+++ Material shown

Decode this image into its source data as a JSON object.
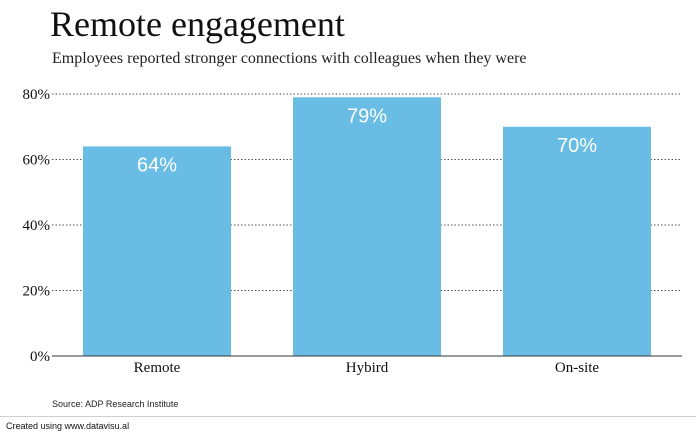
{
  "title": "Remote engagement",
  "subtitle": "Employees reported stronger connections with colleagues when they were",
  "source": "Source: ADP Research Institute",
  "footer": "Created using www.datavisu.al",
  "colors": {
    "bar": "#69bde4",
    "bar_label": "#ffffff",
    "grid": "#555555",
    "text": "#111111"
  },
  "chart_data": {
    "type": "bar",
    "categories": [
      "Remote",
      "Hybird",
      "On-site"
    ],
    "values": [
      64,
      79,
      70
    ],
    "value_labels": [
      "64%",
      "79%",
      "70%"
    ],
    "title": "Remote engagement",
    "subtitle": "Employees reported stronger connections with colleagues when they were",
    "xlabel": "",
    "ylabel": "",
    "ylim": [
      0,
      80
    ],
    "yticks": [
      0,
      20,
      40,
      60,
      80
    ],
    "ytick_labels": [
      "0%",
      "20%",
      "40%",
      "60%",
      "80%"
    ],
    "grid": true,
    "grid_style": "dotted"
  }
}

++++++

_Your goal_
Skipping the pictures, transcribe each line above exactly as it appears.

_Exercise result_
Decode this image into its source data as a JSON object.
{
  "title": "Remote engagement",
  "subtitle": "Employees reported stronger connections with colleagues when they were",
  "source": "Source: ADP Research Institute",
  "footer": "Created using www.datavisu.al",
  "colors": {
    "bar": "#69bde4",
    "bar_label": "#ffffff",
    "grid": "#555555",
    "text": "#111111"
  },
  "chart_data": {
    "type": "bar",
    "categories": [
      "Remote",
      "Hybird",
      "On-site"
    ],
    "values": [
      64,
      79,
      70
    ],
    "value_labels": [
      "64%",
      "79%",
      "70%"
    ],
    "title": "Remote engagement",
    "subtitle": "Employees reported stronger connections with colleagues when they were",
    "xlabel": "",
    "ylabel": "",
    "ylim": [
      0,
      80
    ],
    "yticks": [
      0,
      20,
      40,
      60,
      80
    ],
    "ytick_labels": [
      "0%",
      "20%",
      "40%",
      "60%",
      "80%"
    ],
    "grid": true,
    "grid_style": "dotted"
  }
}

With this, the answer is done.